Input rows
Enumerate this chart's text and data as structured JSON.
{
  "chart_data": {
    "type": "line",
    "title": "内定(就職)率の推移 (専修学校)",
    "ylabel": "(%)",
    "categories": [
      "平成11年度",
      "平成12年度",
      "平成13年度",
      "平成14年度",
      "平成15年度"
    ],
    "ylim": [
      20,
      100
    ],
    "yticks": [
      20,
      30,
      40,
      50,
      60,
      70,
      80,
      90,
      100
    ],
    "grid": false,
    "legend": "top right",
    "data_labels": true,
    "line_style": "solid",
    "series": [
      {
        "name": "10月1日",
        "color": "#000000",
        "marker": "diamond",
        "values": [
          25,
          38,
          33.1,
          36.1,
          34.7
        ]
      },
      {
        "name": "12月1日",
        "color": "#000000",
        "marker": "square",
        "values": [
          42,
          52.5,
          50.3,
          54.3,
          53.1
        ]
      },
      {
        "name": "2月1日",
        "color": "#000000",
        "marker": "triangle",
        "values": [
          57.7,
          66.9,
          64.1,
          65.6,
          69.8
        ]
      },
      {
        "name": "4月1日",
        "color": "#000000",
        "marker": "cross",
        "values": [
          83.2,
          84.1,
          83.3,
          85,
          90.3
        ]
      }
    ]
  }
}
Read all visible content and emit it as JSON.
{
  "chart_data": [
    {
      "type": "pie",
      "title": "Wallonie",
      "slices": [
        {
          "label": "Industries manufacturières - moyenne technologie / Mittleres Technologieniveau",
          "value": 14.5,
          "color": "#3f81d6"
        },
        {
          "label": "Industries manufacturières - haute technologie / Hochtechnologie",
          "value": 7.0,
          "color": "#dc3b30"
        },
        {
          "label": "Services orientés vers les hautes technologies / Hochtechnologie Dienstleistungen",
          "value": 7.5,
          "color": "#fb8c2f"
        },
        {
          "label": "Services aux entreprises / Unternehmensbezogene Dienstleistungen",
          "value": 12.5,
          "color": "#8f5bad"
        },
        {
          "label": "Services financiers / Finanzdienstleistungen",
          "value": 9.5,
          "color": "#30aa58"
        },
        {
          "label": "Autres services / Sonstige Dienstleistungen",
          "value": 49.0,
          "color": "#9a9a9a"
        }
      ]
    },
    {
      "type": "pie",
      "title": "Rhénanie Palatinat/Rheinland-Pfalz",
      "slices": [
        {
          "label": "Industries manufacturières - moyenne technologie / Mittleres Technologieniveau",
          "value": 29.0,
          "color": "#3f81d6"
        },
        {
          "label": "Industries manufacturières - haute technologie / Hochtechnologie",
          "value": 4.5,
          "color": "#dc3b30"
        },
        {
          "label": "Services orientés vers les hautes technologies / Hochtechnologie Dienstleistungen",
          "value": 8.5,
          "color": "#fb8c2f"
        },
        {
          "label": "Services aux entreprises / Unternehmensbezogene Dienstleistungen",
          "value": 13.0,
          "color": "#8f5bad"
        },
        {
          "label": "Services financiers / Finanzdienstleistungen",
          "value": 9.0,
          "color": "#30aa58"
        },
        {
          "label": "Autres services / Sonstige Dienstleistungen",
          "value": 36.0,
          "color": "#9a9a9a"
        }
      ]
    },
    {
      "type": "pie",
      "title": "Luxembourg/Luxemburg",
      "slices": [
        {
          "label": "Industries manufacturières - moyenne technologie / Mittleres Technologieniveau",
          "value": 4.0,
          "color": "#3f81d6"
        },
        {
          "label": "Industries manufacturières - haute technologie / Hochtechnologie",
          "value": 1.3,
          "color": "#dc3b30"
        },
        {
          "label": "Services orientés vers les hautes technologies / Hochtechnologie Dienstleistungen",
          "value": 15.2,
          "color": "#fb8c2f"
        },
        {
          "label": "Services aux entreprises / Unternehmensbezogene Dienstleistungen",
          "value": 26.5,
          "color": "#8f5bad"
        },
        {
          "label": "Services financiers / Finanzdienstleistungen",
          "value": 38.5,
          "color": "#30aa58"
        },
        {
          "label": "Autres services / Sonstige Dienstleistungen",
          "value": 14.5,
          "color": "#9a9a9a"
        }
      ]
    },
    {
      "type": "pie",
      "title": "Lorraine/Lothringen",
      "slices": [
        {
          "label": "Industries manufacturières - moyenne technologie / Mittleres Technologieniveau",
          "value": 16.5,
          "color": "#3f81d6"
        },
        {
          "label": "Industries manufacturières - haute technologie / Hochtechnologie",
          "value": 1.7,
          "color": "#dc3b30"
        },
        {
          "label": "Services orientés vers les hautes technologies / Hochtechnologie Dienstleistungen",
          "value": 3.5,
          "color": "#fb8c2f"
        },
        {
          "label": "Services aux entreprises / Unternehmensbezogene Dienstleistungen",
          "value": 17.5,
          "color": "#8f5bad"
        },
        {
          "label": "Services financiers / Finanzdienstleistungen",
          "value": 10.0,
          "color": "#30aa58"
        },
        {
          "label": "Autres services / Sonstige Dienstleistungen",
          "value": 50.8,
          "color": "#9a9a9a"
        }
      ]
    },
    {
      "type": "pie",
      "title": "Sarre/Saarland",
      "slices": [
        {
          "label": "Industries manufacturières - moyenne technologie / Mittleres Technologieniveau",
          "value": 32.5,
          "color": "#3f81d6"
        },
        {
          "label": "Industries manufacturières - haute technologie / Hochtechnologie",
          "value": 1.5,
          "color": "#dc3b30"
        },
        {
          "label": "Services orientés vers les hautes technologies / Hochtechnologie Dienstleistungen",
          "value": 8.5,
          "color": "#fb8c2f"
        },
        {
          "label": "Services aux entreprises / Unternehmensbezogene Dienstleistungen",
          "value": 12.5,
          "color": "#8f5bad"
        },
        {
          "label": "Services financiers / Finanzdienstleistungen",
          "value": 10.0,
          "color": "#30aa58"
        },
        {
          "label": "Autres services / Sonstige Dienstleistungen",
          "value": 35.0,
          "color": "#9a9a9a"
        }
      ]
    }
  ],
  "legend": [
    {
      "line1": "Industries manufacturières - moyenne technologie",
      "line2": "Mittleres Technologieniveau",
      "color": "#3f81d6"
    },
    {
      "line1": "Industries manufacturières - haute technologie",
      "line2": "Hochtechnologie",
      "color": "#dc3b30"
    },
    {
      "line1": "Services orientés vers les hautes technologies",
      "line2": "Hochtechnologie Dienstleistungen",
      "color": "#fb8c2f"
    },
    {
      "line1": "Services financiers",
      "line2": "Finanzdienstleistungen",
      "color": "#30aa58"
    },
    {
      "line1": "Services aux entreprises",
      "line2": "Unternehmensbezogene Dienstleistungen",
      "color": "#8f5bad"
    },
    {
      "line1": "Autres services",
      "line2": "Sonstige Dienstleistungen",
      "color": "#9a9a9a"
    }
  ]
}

What you have to do
All of the material must be reproduced exactly.

Output below
Enumerate this chart's text and data as structured JSON.
{
  "chart_data": {
    "type": "line",
    "title": "内定(就職)率の推移 (専修学校)",
    "ylabel": "(%)",
    "categories": [
      "平成11年度",
      "平成12年度",
      "平成13年度",
      "平成14年度",
      "平成15年度"
    ],
    "ylim": [
      20,
      100
    ],
    "yticks": [
      20,
      30,
      40,
      50,
      60,
      70,
      80,
      90,
      100
    ],
    "grid": false,
    "legend": "top right",
    "data_labels": true,
    "line_style": "solid",
    "series": [
      {
        "name": "10月1日",
        "color": "#000000",
        "marker": "diamond",
        "values": [
          25,
          38,
          33.1,
          36.1,
          34.7
        ]
      },
      {
        "name": "12月1日",
        "color": "#000000",
        "marker": "square",
        "values": [
          42,
          52.5,
          50.3,
          54.3,
          53.1
        ]
      },
      {
        "name": "2月1日",
        "color": "#000000",
        "marker": "triangle",
        "values": [
          57.7,
          66.9,
          64.1,
          65.6,
          69.8
        ]
      },
      {
        "name": "4月1日",
        "color": "#000000",
        "marker": "cross",
        "values": [
          83.2,
          84.1,
          83.3,
          85,
          90.3
        ]
      }
    ]
  }
}
Read all visible content and emit it as JSON.
{
  "chart_data": [
    {
      "type": "pie",
      "title": "Wallonie",
      "slices": [
        {
          "label": "Industries manufacturières - moyenne technologie / Mittleres Technologieniveau",
          "value": 14.5,
          "color": "#3f81d6"
        },
        {
          "label": "Industries manufacturières - haute technologie / Hochtechnologie",
          "value": 7.0,
          "color": "#dc3b30"
        },
        {
          "label": "Services orientés vers les hautes technologies / Hochtechnologie Dienstleistungen",
          "value": 7.5,
          "color": "#fb8c2f"
        },
        {
          "label": "Services aux entreprises / Unternehmensbezogene Dienstleistungen",
          "value": 12.5,
          "color": "#8f5bad"
        },
        {
          "label": "Services financiers / Finanzdienstleistungen",
          "value": 9.5,
          "color": "#30aa58"
        },
        {
          "label": "Autres services / Sonstige Dienstleistungen",
          "value": 49.0,
          "color": "#9a9a9a"
        }
      ]
    },
    {
      "type": "pie",
      "title": "Rhénanie Palatinat/Rheinland-Pfalz",
      "slices": [
        {
          "label": "Industries manufacturières - moyenne technologie / Mittleres Technologieniveau",
          "value": 29.0,
          "color": "#3f81d6"
        },
        {
          "label": "Industries manufacturières - haute technologie / Hochtechnologie",
          "value": 4.5,
          "color": "#dc3b30"
        },
        {
          "label": "Services orientés vers les hautes technologies / Hochtechnologie Dienstleistungen",
          "value": 8.5,
          "color": "#fb8c2f"
        },
        {
          "label": "Services aux entreprises / Unternehmensbezogene Dienstleistungen",
          "value": 13.0,
          "color": "#8f5bad"
        },
        {
          "label": "Services financiers / Finanzdienstleistungen",
          "value": 9.0,
          "color": "#30aa58"
        },
        {
          "label": "Autres services / Sonstige Dienstleistungen",
          "value": 36.0,
          "color": "#9a9a9a"
        }
      ]
    },
    {
      "type": "pie",
      "title": "Luxembourg/Luxemburg",
      "slices": [
        {
          "label": "Industries manufacturières - moyenne technologie / Mittleres Technologieniveau",
          "value": 4.0,
          "color": "#3f81d6"
        },
        {
          "label": "Industries manufacturières - haute technologie / Hochtechnologie",
          "value": 1.3,
          "color": "#dc3b30"
        },
        {
          "label": "Services orientés vers les hautes technologies / Hochtechnologie Dienstleistungen",
          "value": 15.2,
          "color": "#fb8c2f"
        },
        {
          "label": "Services aux entreprises / Unternehmensbezogene Dienstleistungen",
          "value": 26.5,
          "color": "#8f5bad"
        },
        {
          "label": "Services financiers / Finanzdienstleistungen",
          "value": 38.5,
          "color": "#30aa58"
        },
        {
          "label": "Autres services / Sonstige Dienstleistungen",
          "value": 14.5,
          "color": "#9a9a9a"
        }
      ]
    },
    {
      "type": "pie",
      "title": "Lorraine/Lothringen",
      "slices": [
        {
          "label": "Industries manufacturières - moyenne technologie / Mittleres Technologieniveau",
          "value": 16.5,
          "color": "#3f81d6"
        },
        {
          "label": "Industries manufacturières - haute technologie / Hochtechnologie",
          "value": 1.7,
          "color": "#dc3b30"
        },
        {
          "label": "Services orientés vers les hautes technologies / Hochtechnologie Dienstleistungen",
          "value": 3.5,
          "color": "#fb8c2f"
        },
        {
          "label": "Services aux entreprises / Unternehmensbezogene Dienstleistungen",
          "value": 17.5,
          "color": "#8f5bad"
        },
        {
          "label": "Services financiers / Finanzdienstleistungen",
          "value": 10.0,
          "color": "#30aa58"
        },
        {
          "label": "Autres services / Sonstige Dienstleistungen",
          "value": 50.8,
          "color": "#9a9a9a"
        }
      ]
    },
    {
      "type": "pie",
      "title": "Sarre/Saarland",
      "slices": [
        {
          "label": "Industries manufacturières - moyenne technologie / Mittleres Technologieniveau",
          "value": 32.5,
          "color": "#3f81d6"
        },
        {
          "label": "Industries manufacturières - haute technologie / Hochtechnologie",
          "value": 1.5,
          "color": "#dc3b30"
        },
        {
          "label": "Services orientés vers les hautes technologies / Hochtechnologie Dienstleistungen",
          "value": 8.5,
          "color": "#fb8c2f"
        },
        {
          "label": "Services aux entreprises / Unternehmensbezogene Dienstleistungen",
          "value": 12.5,
          "color": "#8f5bad"
        },
        {
          "label": "Services financiers / Finanzdienstleistungen",
          "value": 10.0,
          "color": "#30aa58"
        },
        {
          "label": "Autres services / Sonstige Dienstleistungen",
          "value": 35.0,
          "color": "#9a9a9a"
        }
      ]
    }
  ],
  "legend": [
    {
      "line1": "Industries manufacturières - moyenne technologie",
      "line2": "Mittleres Technologieniveau",
      "color": "#3f81d6"
    },
    {
      "line1": "Industries manufacturières - haute technologie",
      "line2": "Hochtechnologie",
      "color": "#dc3b30"
    },
    {
      "line1": "Services orientés vers les hautes technologies",
      "line2": "Hochtechnologie Dienstleistungen",
      "color": "#fb8c2f"
    },
    {
      "line1": "Services financiers",
      "line2": "Finanzdienstleistungen",
      "color": "#30aa58"
    },
    {
      "line1": "Services aux entreprises",
      "line2": "Unternehmensbezogene Dienstleistungen",
      "color": "#8f5bad"
    },
    {
      "line1": "Autres services",
      "line2": "Sonstige Dienstleistungen",
      "color": "#9a9a9a"
    }
  ]
}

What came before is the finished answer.